■ **WHAT THIS TASK INVOLVES**: Copy the records below, swapping each "data-point" for "scatter-point" and changing nothing else. Omit the pictures.

====== DATA ENTRIES ======

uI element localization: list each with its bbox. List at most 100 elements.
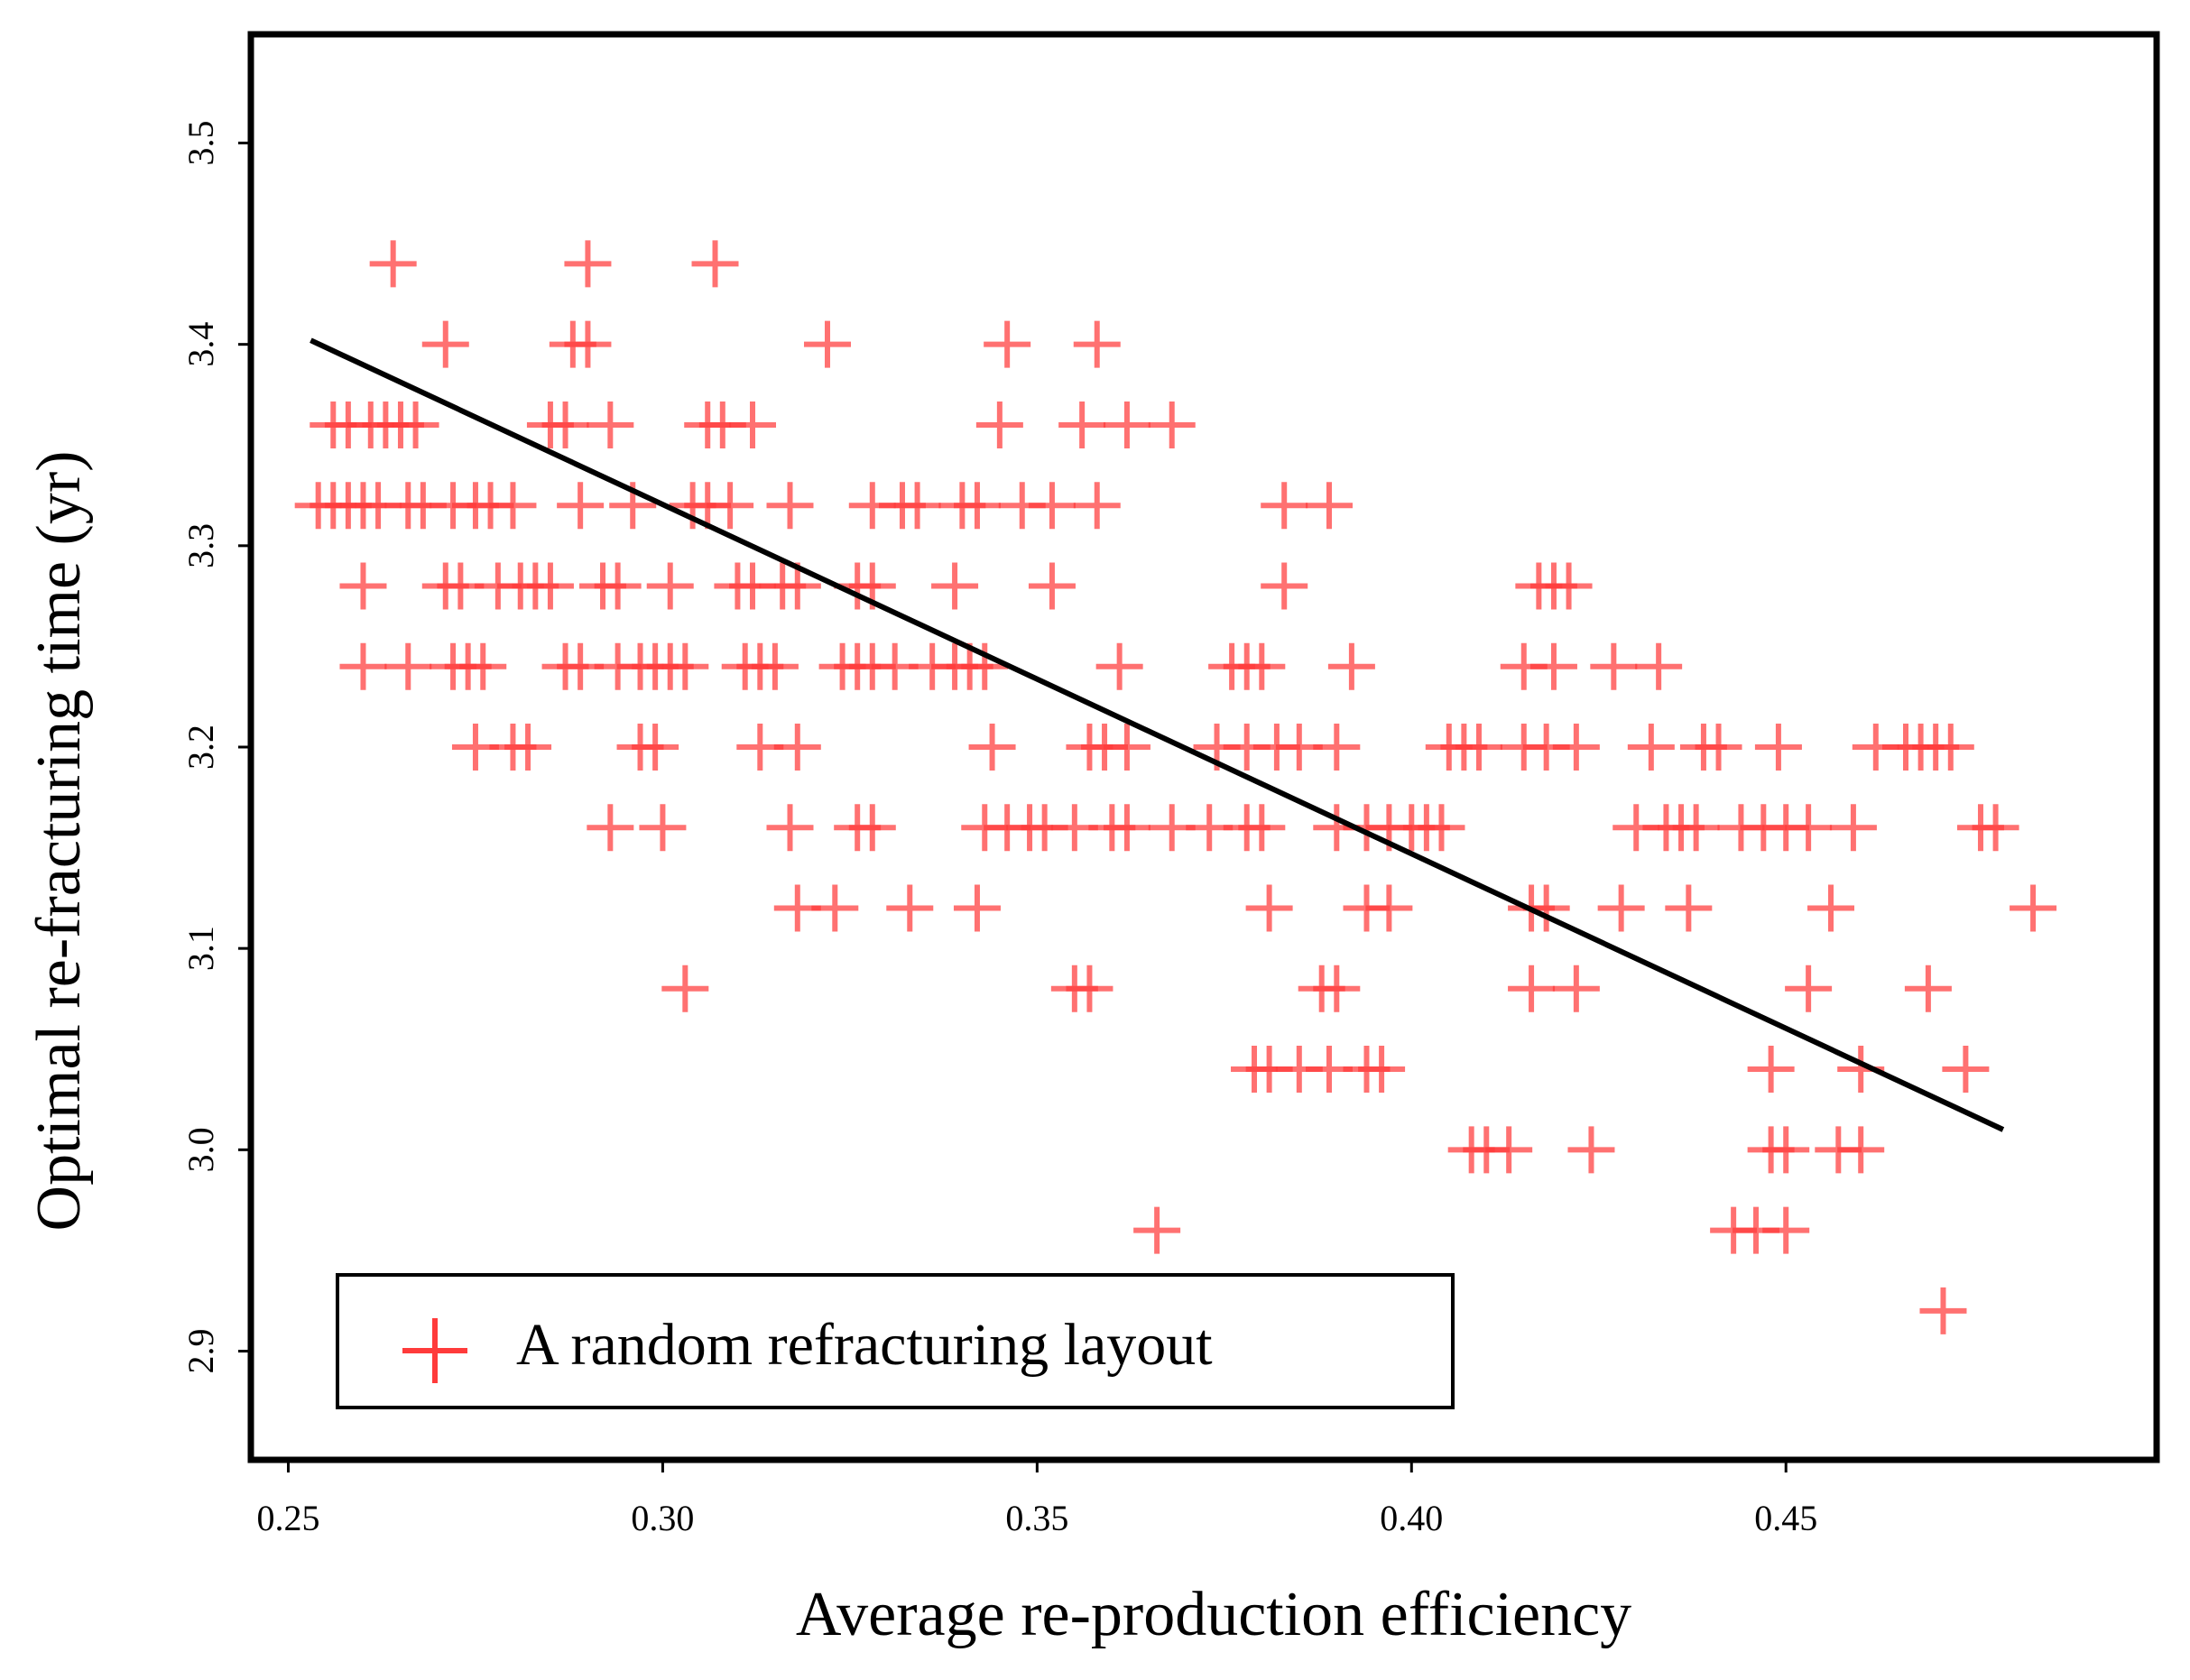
x-tick-label: 0.35: [1005, 1498, 1068, 1538]
data-point: [564, 240, 612, 288]
legend: A random refracturing layout: [336, 1273, 1455, 1409]
data-point: [1754, 724, 1802, 771]
data-point: [1261, 482, 1308, 530]
data-point: [968, 724, 1016, 771]
data-point: [1747, 1046, 1795, 1094]
y-tick-label: 3.3: [180, 523, 221, 568]
data-point: [1066, 965, 1113, 1012]
y-tick-label: 3.2: [180, 725, 221, 770]
data-point: [1103, 804, 1150, 852]
data-point: [1807, 884, 1855, 932]
data-point: [564, 320, 612, 368]
data-point: [1665, 884, 1713, 932]
data-point: [1785, 804, 1833, 852]
data-point: [729, 401, 777, 448]
data-point: [1313, 965, 1361, 1012]
x-tick-label: 0.25: [256, 1498, 319, 1538]
x-tick-label: 0.40: [1380, 1498, 1443, 1538]
data-point: [1762, 1206, 1810, 1254]
data-point: [803, 320, 851, 368]
data-point: [557, 482, 605, 530]
y-axis: 2.9 3.0 3.1 3.2 3.3 3.4 3.5: [180, 121, 251, 1373]
data-point: [1485, 1126, 1533, 1174]
x-tick-label: 0.45: [1754, 1498, 1817, 1538]
data-point: [707, 482, 754, 530]
data-point: [953, 482, 1001, 530]
data-point: [421, 320, 469, 368]
data-point: [975, 401, 1023, 448]
data-point: [1942, 1046, 1990, 1094]
data-point: [339, 642, 387, 690]
data-point: [1695, 724, 1742, 771]
data-point: [984, 320, 1031, 368]
data-point: [1306, 482, 1354, 530]
data-point: [766, 804, 814, 852]
data-point: [1073, 482, 1121, 530]
data-point: [661, 965, 709, 1012]
data-point: [587, 804, 634, 852]
data-point: [1238, 642, 1286, 690]
legend-label: A random refracturing layout: [516, 1312, 1213, 1378]
data-point: [1529, 642, 1577, 690]
data-point: [961, 642, 1009, 690]
data-point: [1261, 562, 1308, 610]
data-point: [1103, 401, 1150, 448]
data-point: [886, 884, 934, 932]
data-point: [811, 884, 859, 932]
data-point: [504, 724, 552, 771]
data-point: [1418, 804, 1465, 852]
data-point: [339, 562, 387, 610]
data-point: [369, 240, 417, 288]
y-tick-label: 2.9: [180, 1328, 221, 1373]
data-point: [384, 642, 432, 690]
data-point: [526, 562, 574, 610]
data-point: [646, 562, 694, 610]
data-point: [766, 482, 814, 530]
scatter-markers: [294, 240, 2057, 1334]
data-point: [1904, 965, 1952, 1012]
data-point: [1133, 1206, 1181, 1254]
data-point: [594, 562, 642, 610]
data-point: [632, 724, 679, 771]
data-point: [392, 401, 439, 448]
data-point: [1238, 804, 1286, 852]
data-point: [1972, 804, 2019, 852]
data-point: [1058, 401, 1106, 448]
y-axis-title: Optimal re-fracturing time (yr): [24, 451, 94, 1232]
legend-plus-glyph: [402, 1318, 467, 1383]
data-point: [751, 642, 799, 690]
data-point: [1785, 965, 1833, 1012]
data-point: [541, 401, 589, 448]
data-point: [1635, 642, 1683, 690]
y-tick-label: 3.5: [180, 121, 221, 166]
data-point: [1358, 1046, 1406, 1094]
data-point: [773, 562, 821, 610]
data-point: [1103, 724, 1150, 771]
data-point: [459, 642, 507, 690]
legend-box: [336, 1273, 1455, 1409]
data-point: [1313, 724, 1361, 771]
y-tick-label: 3.1: [180, 926, 221, 971]
data-point: [587, 401, 634, 448]
data-point: [1073, 320, 1121, 368]
data-point: [1927, 724, 1974, 771]
data-point: [1919, 1287, 1967, 1334]
data-point: [1590, 642, 1638, 690]
data-point: [1365, 884, 1413, 932]
data-point: [848, 804, 896, 852]
data-point: [1245, 884, 1293, 932]
data-point: [1545, 562, 1593, 610]
x-axis-title: Average re-production efficiency: [796, 1580, 1631, 1649]
legend-plus-icon: [402, 1318, 467, 1383]
y-tick-label: 3.0: [180, 1127, 221, 1172]
data-point: [2010, 884, 2057, 932]
data-point: [1028, 482, 1076, 530]
data-point: [931, 562, 979, 610]
data-point: [1762, 1126, 1810, 1174]
data-point: [1455, 724, 1502, 771]
data-point: [1829, 804, 1877, 852]
data-point: [1148, 401, 1196, 448]
data-point: [1837, 1126, 1885, 1174]
data-point: [1028, 562, 1076, 610]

======

■ **TASK SOLUTION**:
uI element localization: list each with its bbox. List at most 100 elements.
x-tick-label: 0.35: [1005, 1498, 1068, 1538]
scatter-point: [564, 240, 612, 288]
legend: A random refracturing layout: [336, 1273, 1455, 1409]
scatter-point: [1754, 724, 1802, 771]
scatter-point: [1261, 482, 1308, 530]
scatter-point: [968, 724, 1016, 771]
scatter-point: [1747, 1046, 1795, 1094]
y-tick-label: 3.3: [180, 523, 221, 568]
scatter-point: [1066, 965, 1113, 1012]
y-tick-label: 3.2: [180, 725, 221, 770]
scatter-point: [1103, 804, 1150, 852]
scatter-point: [1807, 884, 1855, 932]
scatter-point: [564, 320, 612, 368]
scatter-point: [1665, 884, 1713, 932]
scatter-point: [1785, 804, 1833, 852]
scatter-point: [729, 401, 777, 448]
scatter-point: [1313, 965, 1361, 1012]
x-tick-label: 0.25: [256, 1498, 319, 1538]
x-tick-label: 0.40: [1380, 1498, 1443, 1538]
scatter-point: [1762, 1206, 1810, 1254]
scatter-point: [803, 320, 851, 368]
scatter-point: [557, 482, 605, 530]
y-axis: 2.9 3.0 3.1 3.2 3.3 3.4 3.5: [180, 121, 251, 1373]
scatter-point: [1485, 1126, 1533, 1174]
x-tick-label: 0.45: [1754, 1498, 1817, 1538]
scatter-point: [707, 482, 754, 530]
scatter-point: [953, 482, 1001, 530]
scatter-point: [421, 320, 469, 368]
scatter-point: [975, 401, 1023, 448]
scatter-point: [1942, 1046, 1990, 1094]
scatter-point: [339, 642, 387, 690]
scatter-point: [1695, 724, 1742, 771]
scatter-point: [984, 320, 1031, 368]
scatter-point: [1306, 482, 1354, 530]
scatter-point: [766, 804, 814, 852]
scatter-point: [1073, 482, 1121, 530]
scatter-point: [661, 965, 709, 1012]
scatter-point: [587, 804, 634, 852]
scatter-point: [1238, 642, 1286, 690]
legend-label: A random refracturing layout: [516, 1312, 1213, 1378]
scatter-point: [1529, 642, 1577, 690]
scatter-point: [961, 642, 1009, 690]
scatter-point: [1261, 562, 1308, 610]
scatter-point: [1103, 401, 1150, 448]
scatter-point: [886, 884, 934, 932]
scatter-point: [811, 884, 859, 932]
scatter-point: [504, 724, 552, 771]
scatter-point: [1418, 804, 1465, 852]
scatter-point: [339, 562, 387, 610]
scatter-point: [369, 240, 417, 288]
y-tick-label: 2.9: [180, 1328, 221, 1373]
scatter-point: [384, 642, 432, 690]
scatter-point: [526, 562, 574, 610]
scatter-point: [646, 562, 694, 610]
scatter-point: [766, 482, 814, 530]
scatter-markers: [294, 240, 2057, 1334]
scatter-point: [1904, 965, 1952, 1012]
scatter-point: [1133, 1206, 1181, 1254]
scatter-point: [594, 562, 642, 610]
scatter-point: [632, 724, 679, 771]
scatter-point: [392, 401, 439, 448]
scatter-point: [1238, 804, 1286, 852]
scatter-point: [1972, 804, 2019, 852]
scatter-point: [1058, 401, 1106, 448]
y-axis-title: Optimal re-fracturing time (yr): [24, 451, 94, 1232]
legend-plus-glyph: [402, 1318, 467, 1383]
scatter-point: [751, 642, 799, 690]
scatter-point: [1785, 965, 1833, 1012]
scatter-point: [541, 401, 589, 448]
scatter-point: [1635, 642, 1683, 690]
y-tick-label: 3.5: [180, 121, 221, 166]
scatter-point: [1358, 1046, 1406, 1094]
scatter-point: [773, 562, 821, 610]
scatter-point: [1103, 724, 1150, 771]
scatter-point: [459, 642, 507, 690]
legend-box: [336, 1273, 1455, 1409]
scatter-point: [1313, 724, 1361, 771]
y-tick-label: 3.1: [180, 926, 221, 971]
scatter-point: [587, 401, 634, 448]
scatter-point: [1073, 320, 1121, 368]
scatter-point: [1927, 724, 1974, 771]
scatter-point: [1919, 1287, 1967, 1334]
scatter-point: [1590, 642, 1638, 690]
scatter-point: [1365, 884, 1413, 932]
scatter-point: [848, 804, 896, 852]
scatter-point: [1245, 884, 1293, 932]
scatter-point: [1545, 562, 1593, 610]
x-axis-title: Average re-production efficiency: [796, 1580, 1631, 1649]
legend-plus-icon: [402, 1318, 467, 1383]
y-tick-label: 3.0: [180, 1127, 221, 1172]
scatter-point: [2010, 884, 2057, 932]
scatter-point: [1028, 482, 1076, 530]
scatter-point: [931, 562, 979, 610]
scatter-point: [1762, 1126, 1810, 1174]
scatter-point: [1455, 724, 1502, 771]
scatter-point: [1829, 804, 1877, 852]
scatter-point: [1148, 401, 1196, 448]
scatter-point: [1837, 1126, 1885, 1174]
scatter-point: [1028, 562, 1076, 610]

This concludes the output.